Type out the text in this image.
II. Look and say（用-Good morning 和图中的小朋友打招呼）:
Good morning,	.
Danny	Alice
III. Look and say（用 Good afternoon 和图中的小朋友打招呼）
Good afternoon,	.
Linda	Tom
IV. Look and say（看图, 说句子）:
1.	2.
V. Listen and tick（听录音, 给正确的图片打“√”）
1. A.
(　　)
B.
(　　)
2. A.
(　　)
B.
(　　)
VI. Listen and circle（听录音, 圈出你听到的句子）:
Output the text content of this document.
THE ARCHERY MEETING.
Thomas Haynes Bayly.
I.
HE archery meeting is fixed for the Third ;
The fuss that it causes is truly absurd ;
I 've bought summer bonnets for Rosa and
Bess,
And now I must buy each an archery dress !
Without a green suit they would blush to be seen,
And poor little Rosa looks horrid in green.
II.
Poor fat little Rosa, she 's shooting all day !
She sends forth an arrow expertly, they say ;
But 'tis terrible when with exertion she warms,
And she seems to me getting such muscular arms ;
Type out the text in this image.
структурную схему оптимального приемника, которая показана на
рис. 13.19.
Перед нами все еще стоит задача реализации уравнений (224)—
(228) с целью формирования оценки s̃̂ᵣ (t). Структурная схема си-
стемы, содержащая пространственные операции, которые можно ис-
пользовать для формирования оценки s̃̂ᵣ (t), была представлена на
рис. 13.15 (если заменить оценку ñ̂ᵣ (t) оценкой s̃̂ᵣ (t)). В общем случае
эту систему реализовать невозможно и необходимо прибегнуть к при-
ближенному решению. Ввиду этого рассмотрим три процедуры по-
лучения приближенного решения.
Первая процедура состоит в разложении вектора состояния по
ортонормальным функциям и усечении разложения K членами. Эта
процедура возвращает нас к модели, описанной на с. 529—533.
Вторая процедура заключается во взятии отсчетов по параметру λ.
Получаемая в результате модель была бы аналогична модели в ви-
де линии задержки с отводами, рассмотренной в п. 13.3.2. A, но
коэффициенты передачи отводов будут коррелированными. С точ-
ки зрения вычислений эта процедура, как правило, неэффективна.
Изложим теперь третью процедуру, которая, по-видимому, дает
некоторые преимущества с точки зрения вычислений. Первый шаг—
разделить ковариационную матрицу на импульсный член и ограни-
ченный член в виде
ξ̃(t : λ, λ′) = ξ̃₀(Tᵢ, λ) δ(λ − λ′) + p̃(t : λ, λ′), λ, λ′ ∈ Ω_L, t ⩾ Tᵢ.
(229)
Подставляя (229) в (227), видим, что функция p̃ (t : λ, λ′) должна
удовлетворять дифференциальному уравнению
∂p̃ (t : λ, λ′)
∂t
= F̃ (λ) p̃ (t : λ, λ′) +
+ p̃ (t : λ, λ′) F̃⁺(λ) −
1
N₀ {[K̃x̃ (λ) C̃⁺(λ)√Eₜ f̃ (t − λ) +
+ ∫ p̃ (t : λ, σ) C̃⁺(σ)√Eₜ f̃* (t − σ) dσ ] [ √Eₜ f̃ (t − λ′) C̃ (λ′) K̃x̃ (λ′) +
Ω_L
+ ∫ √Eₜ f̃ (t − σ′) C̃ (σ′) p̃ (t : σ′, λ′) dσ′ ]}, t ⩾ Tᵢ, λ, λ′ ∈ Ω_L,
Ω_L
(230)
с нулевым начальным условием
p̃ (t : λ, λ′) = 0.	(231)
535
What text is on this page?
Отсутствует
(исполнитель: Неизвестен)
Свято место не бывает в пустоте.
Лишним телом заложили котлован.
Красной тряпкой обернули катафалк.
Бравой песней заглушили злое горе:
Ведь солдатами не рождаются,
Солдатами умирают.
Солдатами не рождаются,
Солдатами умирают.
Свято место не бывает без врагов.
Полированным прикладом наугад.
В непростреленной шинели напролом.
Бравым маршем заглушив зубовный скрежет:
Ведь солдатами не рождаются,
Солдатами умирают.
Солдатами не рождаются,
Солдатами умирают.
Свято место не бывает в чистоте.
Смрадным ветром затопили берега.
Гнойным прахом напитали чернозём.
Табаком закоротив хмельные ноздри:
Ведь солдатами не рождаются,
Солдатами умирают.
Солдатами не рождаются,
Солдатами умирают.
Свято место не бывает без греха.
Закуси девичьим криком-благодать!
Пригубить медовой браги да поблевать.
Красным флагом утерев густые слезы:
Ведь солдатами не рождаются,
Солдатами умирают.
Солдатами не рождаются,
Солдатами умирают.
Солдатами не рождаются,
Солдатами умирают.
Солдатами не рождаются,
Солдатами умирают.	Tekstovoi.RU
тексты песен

--

- [Do this] Working from the material above, retype it in its entirety without change.

- [Written response]
Type out the text in this image.
II. Look and say（用-Good morning 和图中的小朋友打招呼）:
Good morning,	.
Danny	Alice
III. Look and say（用 Good afternoon 和图中的小朋友打招呼）
Good afternoon,	.
Linda	Tom
IV. Look and say（看图, 说句子）:
1.	2.
V. Listen and tick（听录音, 给正确的图片打“√”）
1. A.
(　　)
B.
(　　)
2. A.
(　　)
B.
(　　)
VI. Listen and circle（听录音, 圈出你听到的句子）:
Output the text content of this document.
THE ARCHERY MEETING.
Thomas Haynes Bayly.
I.
HE archery meeting is fixed for the Third ;
The fuss that it causes is truly absurd ;
I 've bought summer bonnets for Rosa and
Bess,
And now I must buy each an archery dress !
Without a green suit they would blush to be seen,
And poor little Rosa looks horrid in green.
II.
Poor fat little Rosa, she 's shooting all day !
She sends forth an arrow expertly, they say ;
But 'tis terrible when with exertion she warms,
And she seems to me getting such muscular arms ;
Type out the text in this image.
структурную схему оптимального приемника, которая показана на
рис. 13.19.
Перед нами все еще стоит задача реализации уравнений (224)—
(228) с целью формирования оценки s̃̂ᵣ (t). Структурная схема си-
стемы, содержащая пространственные операции, которые можно ис-
пользовать для формирования оценки s̃̂ᵣ (t), была представлена на
рис. 13.15 (если заменить оценку ñ̂ᵣ (t) оценкой s̃̂ᵣ (t)). В общем случае
эту систему реализовать невозможно и необходимо прибегнуть к при-
ближенному решению. Ввиду этого рассмотрим три процедуры по-
лучения приближенного решения.
Первая процедура состоит в разложении вектора состояния по
ортонормальным функциям и усечении разложения K членами. Эта
процедура возвращает нас к модели, описанной на с. 529—533.
Вторая процедура заключается во взятии отсчетов по параметру λ.
Получаемая в результате модель была бы аналогична модели в ви-
де линии задержки с отводами, рассмотренной в п. 13.3.2. A, но
коэффициенты передачи отводов будут коррелированными. С точ-
ки зрения вычислений эта процедура, как правило, неэффективна.
Изложим теперь третью процедуру, которая, по-видимому, дает
некоторые преимущества с точки зрения вычислений. Первый шаг—
разделить ковариационную матрицу на импульсный член и ограни-
ченный член в виде
ξ̃(t : λ, λ′) = ξ̃₀(Tᵢ, λ) δ(λ − λ′) + p̃(t : λ, λ′), λ, λ′ ∈ Ω_L, t ⩾ Tᵢ.
(229)
Подставляя (229) в (227), видим, что функция p̃ (t : λ, λ′) должна
удовлетворять дифференциальному уравнению
∂p̃ (t : λ, λ′)
∂t
= F̃ (λ) p̃ (t : λ, λ′) +
+ p̃ (t : λ, λ′) F̃⁺(λ) −
1
N₀ {[K̃x̃ (λ) C̃⁺(λ)√Eₜ f̃ (t − λ) +
+ ∫ p̃ (t : λ, σ) C̃⁺(σ)√Eₜ f̃* (t − σ) dσ ] [ √Eₜ f̃ (t − λ′) C̃ (λ′) K̃x̃ (λ′) +
Ω_L
+ ∫ √Eₜ f̃ (t − σ′) C̃ (σ′) p̃ (t : σ′, λ′) dσ′ ]}, t ⩾ Tᵢ, λ, λ′ ∈ Ω_L,
Ω_L
(230)
с нулевым начальным условием
p̃ (t : λ, λ′) = 0.	(231)
535
What text is on this page?
Отсутствует
(исполнитель: Неизвестен)
Свято место не бывает в пустоте.
Лишним телом заложили котлован.
Красной тряпкой обернули катафалк.
Бравой песней заглушили злое горе:
Ведь солдатами не рождаются,
Солдатами умирают.
Солдатами не рождаются,
Солдатами умирают.
Свято место не бывает без врагов.
Полированным прикладом наугад.
В непростреленной шинели напролом.
Бравым маршем заглушив зубовный скрежет:
Ведь солдатами не рождаются,
Солдатами умирают.
Солдатами не рождаются,
Солдатами умирают.
Свято место не бывает в чистоте.
Смрадным ветром затопили берега.
Гнойным прахом напитали чернозём.
Табаком закоротив хмельные ноздри:
Ведь солдатами не рождаются,
Солдатами умирают.
Солдатами не рождаются,
Солдатами умирают.
Свято место не бывает без греха.
Закуси девичьим криком-благодать!
Пригубить медовой браги да поблевать.
Красным флагом утерев густые слезы:
Ведь солдатами не рождаются,
Солдатами умирают.
Солдатами не рождаются,
Солдатами умирают.
Солдатами не рождаются,
Солдатами умирают.
Солдатами не рождаются,
Солдатами умирают.	Tekstovoi.RU
тексты песен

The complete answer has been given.